> _Task objective_
Restate every line of the material, word for word.

> _Data_
____

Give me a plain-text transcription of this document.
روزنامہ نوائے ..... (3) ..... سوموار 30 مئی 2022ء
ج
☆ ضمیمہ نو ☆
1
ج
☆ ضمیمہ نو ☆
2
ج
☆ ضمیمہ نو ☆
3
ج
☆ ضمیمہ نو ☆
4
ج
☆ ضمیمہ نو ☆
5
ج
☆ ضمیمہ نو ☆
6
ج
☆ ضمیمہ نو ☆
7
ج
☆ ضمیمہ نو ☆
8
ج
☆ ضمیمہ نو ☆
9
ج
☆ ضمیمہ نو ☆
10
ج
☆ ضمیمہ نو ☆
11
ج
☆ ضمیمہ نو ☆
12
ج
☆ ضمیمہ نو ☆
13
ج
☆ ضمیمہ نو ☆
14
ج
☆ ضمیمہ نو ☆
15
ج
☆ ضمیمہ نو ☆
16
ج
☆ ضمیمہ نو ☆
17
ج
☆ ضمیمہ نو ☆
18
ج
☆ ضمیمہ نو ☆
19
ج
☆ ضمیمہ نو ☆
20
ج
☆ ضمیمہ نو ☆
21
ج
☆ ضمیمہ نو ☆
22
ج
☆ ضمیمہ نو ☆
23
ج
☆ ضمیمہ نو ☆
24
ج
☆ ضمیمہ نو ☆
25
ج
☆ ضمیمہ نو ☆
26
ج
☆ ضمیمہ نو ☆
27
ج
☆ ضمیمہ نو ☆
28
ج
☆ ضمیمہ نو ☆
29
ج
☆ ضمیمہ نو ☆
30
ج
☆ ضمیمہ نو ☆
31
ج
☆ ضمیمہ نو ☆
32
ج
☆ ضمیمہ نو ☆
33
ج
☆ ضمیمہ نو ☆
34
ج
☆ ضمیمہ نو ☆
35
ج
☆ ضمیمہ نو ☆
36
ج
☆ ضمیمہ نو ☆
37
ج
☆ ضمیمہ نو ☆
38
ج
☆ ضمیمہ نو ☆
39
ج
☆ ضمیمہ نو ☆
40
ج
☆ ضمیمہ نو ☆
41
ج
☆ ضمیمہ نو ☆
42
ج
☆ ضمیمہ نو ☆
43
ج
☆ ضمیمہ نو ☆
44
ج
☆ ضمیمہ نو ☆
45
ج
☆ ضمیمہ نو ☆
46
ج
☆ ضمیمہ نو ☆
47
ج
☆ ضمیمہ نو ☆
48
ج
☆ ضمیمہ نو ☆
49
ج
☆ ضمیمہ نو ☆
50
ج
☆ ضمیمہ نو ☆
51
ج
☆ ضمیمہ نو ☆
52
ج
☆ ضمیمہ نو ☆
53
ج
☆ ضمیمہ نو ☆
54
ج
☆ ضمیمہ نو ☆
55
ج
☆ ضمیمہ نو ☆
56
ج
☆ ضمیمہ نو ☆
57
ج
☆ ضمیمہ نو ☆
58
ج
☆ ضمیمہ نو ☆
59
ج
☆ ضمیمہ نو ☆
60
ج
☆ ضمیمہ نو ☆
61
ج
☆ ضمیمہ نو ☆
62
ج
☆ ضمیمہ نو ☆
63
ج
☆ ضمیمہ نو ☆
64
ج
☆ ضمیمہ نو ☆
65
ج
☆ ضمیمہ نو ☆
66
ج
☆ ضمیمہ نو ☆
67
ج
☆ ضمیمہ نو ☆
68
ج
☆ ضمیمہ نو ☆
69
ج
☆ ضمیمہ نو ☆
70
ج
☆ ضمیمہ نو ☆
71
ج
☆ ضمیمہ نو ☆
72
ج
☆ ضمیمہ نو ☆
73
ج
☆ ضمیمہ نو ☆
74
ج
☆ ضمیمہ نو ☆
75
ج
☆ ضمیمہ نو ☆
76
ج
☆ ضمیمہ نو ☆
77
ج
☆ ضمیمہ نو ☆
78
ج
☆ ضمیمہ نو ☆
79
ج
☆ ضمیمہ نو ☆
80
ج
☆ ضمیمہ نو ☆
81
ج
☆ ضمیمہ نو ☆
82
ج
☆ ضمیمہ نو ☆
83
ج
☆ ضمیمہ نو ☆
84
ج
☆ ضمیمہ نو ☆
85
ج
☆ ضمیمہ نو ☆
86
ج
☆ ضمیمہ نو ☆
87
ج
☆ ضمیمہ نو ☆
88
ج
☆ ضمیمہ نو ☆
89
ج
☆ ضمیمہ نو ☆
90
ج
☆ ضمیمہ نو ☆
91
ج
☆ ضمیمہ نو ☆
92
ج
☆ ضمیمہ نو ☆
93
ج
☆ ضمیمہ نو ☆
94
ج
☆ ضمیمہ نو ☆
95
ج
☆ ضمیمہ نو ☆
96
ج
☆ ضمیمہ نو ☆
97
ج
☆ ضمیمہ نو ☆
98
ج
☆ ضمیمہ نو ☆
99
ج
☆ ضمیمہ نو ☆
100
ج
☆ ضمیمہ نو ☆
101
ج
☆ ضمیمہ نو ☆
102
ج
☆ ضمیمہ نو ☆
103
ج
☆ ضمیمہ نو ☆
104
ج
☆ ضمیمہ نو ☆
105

____

> _Complete answer_
Give me a plain-text transcription of this document.
روزنامہ نوائے ..... (3) ..... سوموار 30 مئی 2022ء
ج
☆ ضمیمہ نو ☆
1
ج
☆ ضمیمہ نو ☆
2
ج
☆ ضمیمہ نو ☆
3
ج
☆ ضمیمہ نو ☆
4
ج
☆ ضمیمہ نو ☆
5
ج
☆ ضمیمہ نو ☆
6
ج
☆ ضمیمہ نو ☆
7
ج
☆ ضمیمہ نو ☆
8
ج
☆ ضمیمہ نو ☆
9
ج
☆ ضمیمہ نو ☆
10
ج
☆ ضمیمہ نو ☆
11
ج
☆ ضمیمہ نو ☆
12
ج
☆ ضمیمہ نو ☆
13
ج
☆ ضمیمہ نو ☆
14
ج
☆ ضمیمہ نو ☆
15
ج
☆ ضمیمہ نو ☆
16
ج
☆ ضمیمہ نو ☆
17
ج
☆ ضمیمہ نو ☆
18
ج
☆ ضمیمہ نو ☆
19
ج
☆ ضمیمہ نو ☆
20
ج
☆ ضمیمہ نو ☆
21
ج
☆ ضمیمہ نو ☆
22
ج
☆ ضمیمہ نو ☆
23
ج
☆ ضمیمہ نو ☆
24
ج
☆ ضمیمہ نو ☆
25
ج
☆ ضمیمہ نو ☆
26
ج
☆ ضمیمہ نو ☆
27
ج
☆ ضمیمہ نو ☆
28
ج
☆ ضمیمہ نو ☆
29
ج
☆ ضمیمہ نو ☆
30
ج
☆ ضمیمہ نو ☆
31
ج
☆ ضمیمہ نو ☆
32
ج
☆ ضمیمہ نو ☆
33
ج
☆ ضمیمہ نو ☆
34
ج
☆ ضمیمہ نو ☆
35
ج
☆ ضمیمہ نو ☆
36
ج
☆ ضمیمہ نو ☆
37
ج
☆ ضمیمہ نو ☆
38
ج
☆ ضمیمہ نو ☆
39
ج
☆ ضمیمہ نو ☆
40
ج
☆ ضمیمہ نو ☆
41
ج
☆ ضمیمہ نو ☆
42
ج
☆ ضمیمہ نو ☆
43
ج
☆ ضمیمہ نو ☆
44
ج
☆ ضمیمہ نو ☆
45
ج
☆ ضمیمہ نو ☆
46
ج
☆ ضمیمہ نو ☆
47
ج
☆ ضمیمہ نو ☆
48
ج
☆ ضمیمہ نو ☆
49
ج
☆ ضمیمہ نو ☆
50
ج
☆ ضمیمہ نو ☆
51
ج
☆ ضمیمہ نو ☆
52
ج
☆ ضمیمہ نو ☆
53
ج
☆ ضمیمہ نو ☆
54
ج
☆ ضمیمہ نو ☆
55
ج
☆ ضمیمہ نو ☆
56
ج
☆ ضمیمہ نو ☆
57
ج
☆ ضمیمہ نو ☆
58
ج
☆ ضمیمہ نو ☆
59
ج
☆ ضمیمہ نو ☆
60
ج
☆ ضمیمہ نو ☆
61
ج
☆ ضمیمہ نو ☆
62
ج
☆ ضمیمہ نو ☆
63
ج
☆ ضمیمہ نو ☆
64
ج
☆ ضمیمہ نو ☆
65
ج
☆ ضمیمہ نو ☆
66
ج
☆ ضمیمہ نو ☆
67
ج
☆ ضمیمہ نو ☆
68
ج
☆ ضمیمہ نو ☆
69
ج
☆ ضمیمہ نو ☆
70
ج
☆ ضمیمہ نو ☆
71
ج
☆ ضمیمہ نو ☆
72
ج
☆ ضمیمہ نو ☆
73
ج
☆ ضمیمہ نو ☆
74
ج
☆ ضمیمہ نو ☆
75
ج
☆ ضمیمہ نو ☆
76
ج
☆ ضمیمہ نو ☆
77
ج
☆ ضمیمہ نو ☆
78
ج
☆ ضمیمہ نو ☆
79
ج
☆ ضمیمہ نو ☆
80
ج
☆ ضمیمہ نو ☆
81
ج
☆ ضمیمہ نو ☆
82
ج
☆ ضمیمہ نو ☆
83
ج
☆ ضمیمہ نو ☆
84
ج
☆ ضمیمہ نو ☆
85
ج
☆ ضمیمہ نو ☆
86
ج
☆ ضمیمہ نو ☆
87
ج
☆ ضمیمہ نو ☆
88
ج
☆ ضمیمہ نو ☆
89
ج
☆ ضمیمہ نو ☆
90
ج
☆ ضمیمہ نو ☆
91
ج
☆ ضمیمہ نو ☆
92
ج
☆ ضمیمہ نو ☆
93
ج
☆ ضمیمہ نو ☆
94
ج
☆ ضمیمہ نو ☆
95
ج
☆ ضمیمہ نو ☆
96
ج
☆ ضمیمہ نو ☆
97
ج
☆ ضمیمہ نو ☆
98
ج
☆ ضمیمہ نو ☆
99
ج
☆ ضمیمہ نو ☆
100
ج
☆ ضمیمہ نو ☆
101
ج
☆ ضمیمہ نو ☆
102
ج
☆ ضمیمہ نو ☆
103
ج
☆ ضمیمہ نو ☆
104
ج
☆ ضمیمہ نو ☆
105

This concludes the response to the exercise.